§ **PETUNJUK TUGAS**
Berdasarkan teks Surah Al-Fīl di bawah, jelaskan dalam satu sampai tiga kalimat bagaimana Tuhan bertindak terhadap pasukan bergajah.

Berikut isi Surah Al-Fīl (dengan terjemahan):
- A lam tara kaifa fa'ala rabbuka bi-aṣ-ḥābil-fīl
"Tidakkah engkau (Muhammad) memperhatikan bagaimana Tuhanmu telah bertindak terhadap pasukan bergajah?" - أA lam yaj'al kaidahum fī taḍlīl
"Bukankah Dia telah menjadikan tipu daya mereka sia-sia?" - Wa-arsala 'alaihim ṭairan abābīl
"Dan Dia mengirimkan kepada mereka burung yang berbondong-bondong," - Tarmīhim bi-ḥijāratim min sijjīl
"Yang melempari mereka dengan batu (yang berasal) dari tanah yang terbakar," - Faja'alahum ka'aṣfin ma'kūl
"Lalu Dia menjadikan mereka seperti daun-daun yang dimakan (ulat)."

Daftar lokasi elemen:
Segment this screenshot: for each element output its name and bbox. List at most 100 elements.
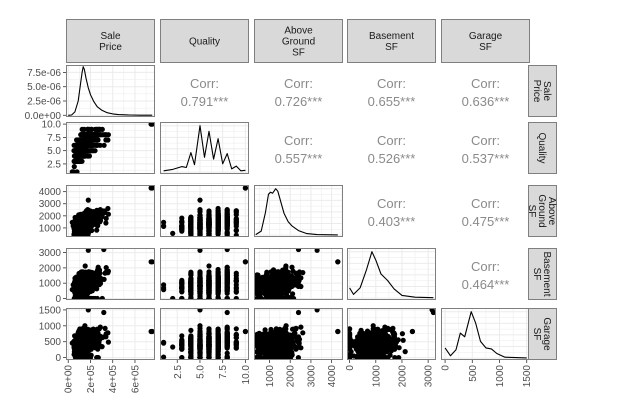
scatter-point: [79, 158, 85, 164]
scatter-point: [335, 259, 341, 265]
scatter-point: [80, 278, 86, 284]
scatter-point: [224, 229, 230, 235]
scatter-point: [71, 231, 77, 237]
scatter-point: [188, 295, 194, 300]
panel-border: [66, 122, 155, 174]
panel-quality-vs-quality: [160, 122, 249, 174]
panel-border: [160, 185, 249, 237]
scatter-point: [282, 272, 288, 278]
panel-marks: [69, 122, 155, 174]
scatter-point: [179, 295, 185, 300]
scatter-point: [101, 208, 107, 214]
corr-value: 0.636***: [462, 94, 510, 109]
scatter-point: [75, 158, 81, 164]
scatter-point: [91, 132, 97, 138]
panel-basement_sf-vs-above_ground_sf: [254, 248, 343, 300]
corr-label: Corr:: [471, 76, 500, 91]
scatter-point: [224, 220, 230, 226]
scatter-point: [262, 274, 268, 280]
panel-above_ground_sf-vs-sale_price: [66, 185, 155, 237]
scatter-point: [206, 280, 212, 286]
scatter-point: [197, 212, 203, 218]
scatter-point: [85, 126, 91, 132]
scatter-point: [77, 142, 83, 148]
scatter-point: [74, 295, 81, 300]
scatter-point: [94, 126, 100, 132]
panel-border: [66, 248, 155, 300]
scatter-point: [233, 219, 239, 225]
scatter-point: [80, 269, 86, 275]
panel-marks: [161, 185, 248, 237]
scatter-point: [89, 295, 95, 300]
scatter-point: [179, 222, 185, 228]
scatter-point: [88, 126, 95, 132]
panel-marks: [69, 248, 155, 300]
scatter-point: [269, 270, 275, 276]
panel-marks: [254, 248, 341, 300]
scatter-point: [283, 276, 289, 282]
scatter-point: [215, 219, 221, 225]
scatter-point: [161, 282, 167, 288]
scatter-point: [179, 280, 185, 287]
scatter-point: [271, 277, 277, 283]
scatter-point: [101, 248, 107, 253]
corr-label: Corr:: [377, 196, 406, 211]
scatter-point: [242, 259, 248, 265]
scatter-point: [197, 217, 203, 223]
corr-label: Corr:: [377, 133, 406, 148]
scatter-point: [188, 281, 194, 287]
scatter-point: [188, 290, 194, 296]
scatter-point: [295, 272, 302, 279]
panel-basement_sf-vs-basement_sf: [347, 248, 436, 300]
panel-border: [254, 185, 343, 237]
scatter-point: [290, 268, 296, 274]
scatter-point: [206, 217, 212, 223]
scatter-point: [197, 295, 203, 300]
corr-cell-sale_price-basement_sf: Corr:0.655***: [368, 76, 416, 109]
scatter-point: [224, 287, 230, 293]
scatter-point: [75, 148, 81, 154]
scatter-point: [242, 185, 248, 191]
panel-basement_sf-vs-quality: [160, 248, 249, 300]
scatter-point: [206, 273, 212, 279]
scatter-point: [188, 231, 194, 237]
scatter-point: [281, 280, 287, 286]
panel-quality-vs-sale_price: [66, 122, 155, 174]
scatter-point: [215, 227, 221, 234]
scatter-point: [233, 228, 239, 234]
scatter-point: [94, 227, 100, 233]
scatter-point: [233, 282, 239, 288]
scatter-point: [105, 132, 111, 138]
scatter-point: [293, 276, 299, 282]
corr-label: Corr:: [284, 76, 313, 91]
scatter-point: [89, 227, 95, 234]
scatter-point: [94, 279, 100, 285]
scatter-point: [75, 224, 81, 230]
scatter-point: [314, 248, 320, 253]
corr-value: 0.791***: [181, 94, 229, 109]
density-line-basement_sf: [349, 251, 434, 299]
panel-garage_sf-vs-sale_price: [66, 308, 155, 360]
scatter-point: [197, 270, 203, 277]
corr-value: 0.537***: [462, 151, 510, 166]
scatter-point: [148, 122, 154, 127]
scatter-point: [295, 248, 302, 253]
corr-value: 0.403***: [368, 214, 416, 229]
scatter-point: [95, 355, 101, 360]
corr-value: 0.557***: [275, 151, 323, 166]
scatter-point: [84, 295, 90, 300]
panel-marks: [349, 251, 434, 299]
scatter-point: [266, 291, 273, 298]
scatter-point: [224, 214, 230, 220]
corr-label: Corr:: [190, 76, 219, 91]
scatter-point: [103, 215, 109, 222]
scatter-point: [87, 220, 94, 226]
scatter-point: [188, 223, 194, 229]
scatter-point: [101, 132, 107, 138]
scatter-point: [289, 295, 295, 300]
scatter-point: [206, 232, 212, 237]
panel-border: [66, 65, 155, 117]
scatter-point: [94, 211, 100, 217]
scatter-point: [87, 273, 94, 279]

§ **JAWABAN TERTULIS**
Tuhan menjadikan tipu daya pasukan bergajah sia-sia dan mengirimkan kepada mereka burung yang berbondong-bondong. Burung-burung itu melempari mereka dengan batu dari tanah yang terbakar. Lalu Dia menjadikan mereka seperti daun-daun yang dimakan ulat.